**Quoted text:**
begin

Christmas is a time for the church to provide a range of services. No pun intended

There are daunting challenges for the church at this time of year, says Lucy Winkett

By Lucy Winkett

Despite pronouncements from successive archbishops on subjects ranging from sharia law to wonga.com, it remains the case that the festival of Christmas and the run-up to it is the main chance the church has to make its way into the consciousness of the UK population, most of whom live their lives without reference to organised religion.

The church at this time of year provides a range of services (no pun intended). On a day when most restaurants are shut and the city homeless are gathered in large hangars for a meal with Crisis at Christmas, many churches serve lunch for those who can’t or won’t be with family on the day. Last year, here at St James’s Piccadilly, we cooked for about 30 people, some of them street homeless guests (“I don’t like going to the big things – too crowded”), some lonely or at a loose end, some deliberately wanting to be with people they didn’t know. It was our first attempt and now, of course, with the zeal of converts, our culinary ambition knows no bounds. It’s possible this year we will be attempting Delia’s roast potatoes, Jamie’s roast squash, Nigel’s roast goose and, well, Heston’s roast ice cream. Perhaps our best accolade was the comment from one couple who’d stumbled across us, not intending to have lunch with us at all until the last minute, who left after the washing-up, with their paper hats still on, telling us cheerfully they felt as if they’d been in an episode of Rev.

end

**Exercise requirements:**
1 – In the piece on Christmas services, swap "church" for "parish" and give the stretch from "There are daunting" through "to organised religion." again with that change.
2 – Carry on the piece on Christmas services from the point where it stops.

**Source excerpt:**
begin

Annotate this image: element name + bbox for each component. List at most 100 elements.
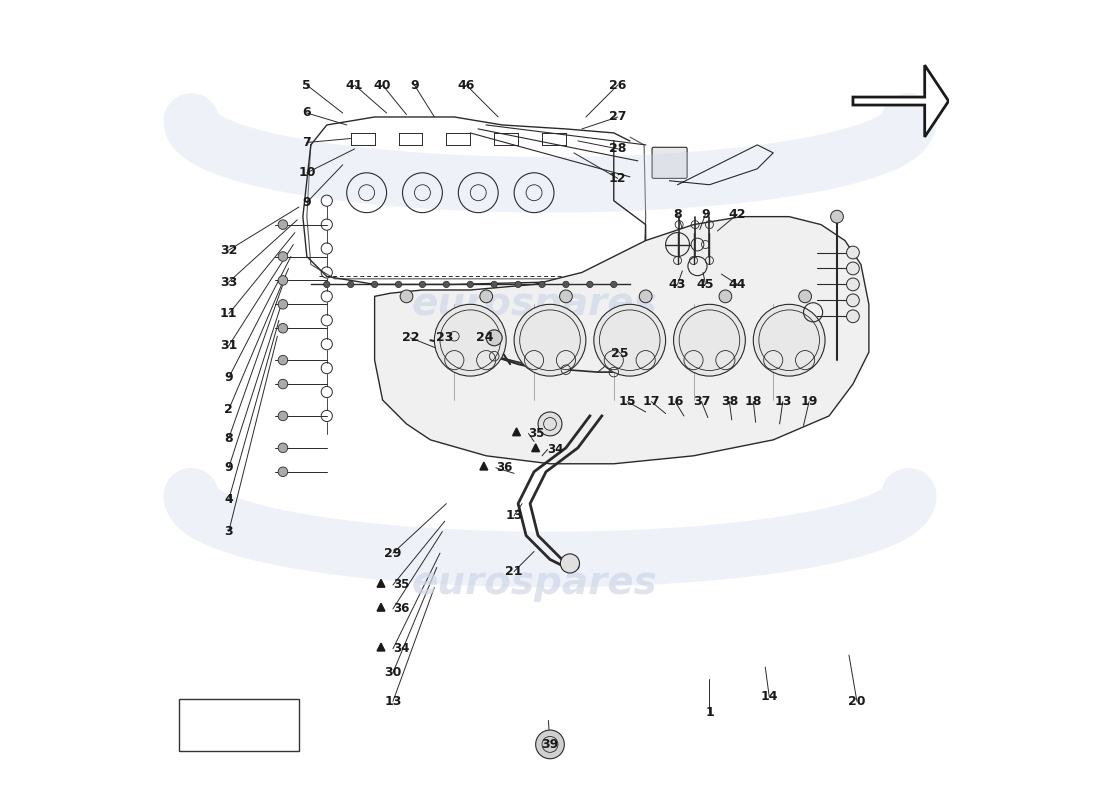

end

**Task-by-task answers:**
1 –
There are daunting challenges for the parish at this time of year, says Lucy Winkett

By Lucy Winkett

Despite pronouncements from successive archbishops on subjects ranging from sharia law to wonga.com, it remains the case that the festival of Christmas and the run-up to it is the main chance the parish has to make its way into the consciousness of the UK population, most of whom live their lives without reference to organised religion.

2 –
See you next year . . .

For vicars, Christmas is understandably busy, although sometimes standing at the church door at 1am while departing worshippers say cheerily “See you next year!” can be a little dispiriting. But there are daunting challenges for the church at this season: to resist the hysterical commercialism of Black Friday and Cyber Monday while working to support people trying to make a living; to resist the anxiety-provoking perfectionism of endless cookery programmes while having fun and encouraging communal meals; and in the Christmas services themselves, to make sure the familiarity of the Victorian carols doesn’t lull the congregation into a nostalgia-fest that renders religion just a spiritualised version of “things ain’t what they used to be”.

As an Anglican priest, I am under no illusion about the general level of indifference to the reality of the life of the Church of England. But it’s almost as if, Doctor Who-like, at Christmas, a fissure opens up in the universe: a tear appears in the thin fabric that separates the institutional Church from the majority. For reasons they sometimes can hardly articulate, people who usually don’t want anything to do with church rock up on Christmas Eve, usually having taken a little Dutch courage, to check if it’s all the same as it was last time they came. And they’re very welcome.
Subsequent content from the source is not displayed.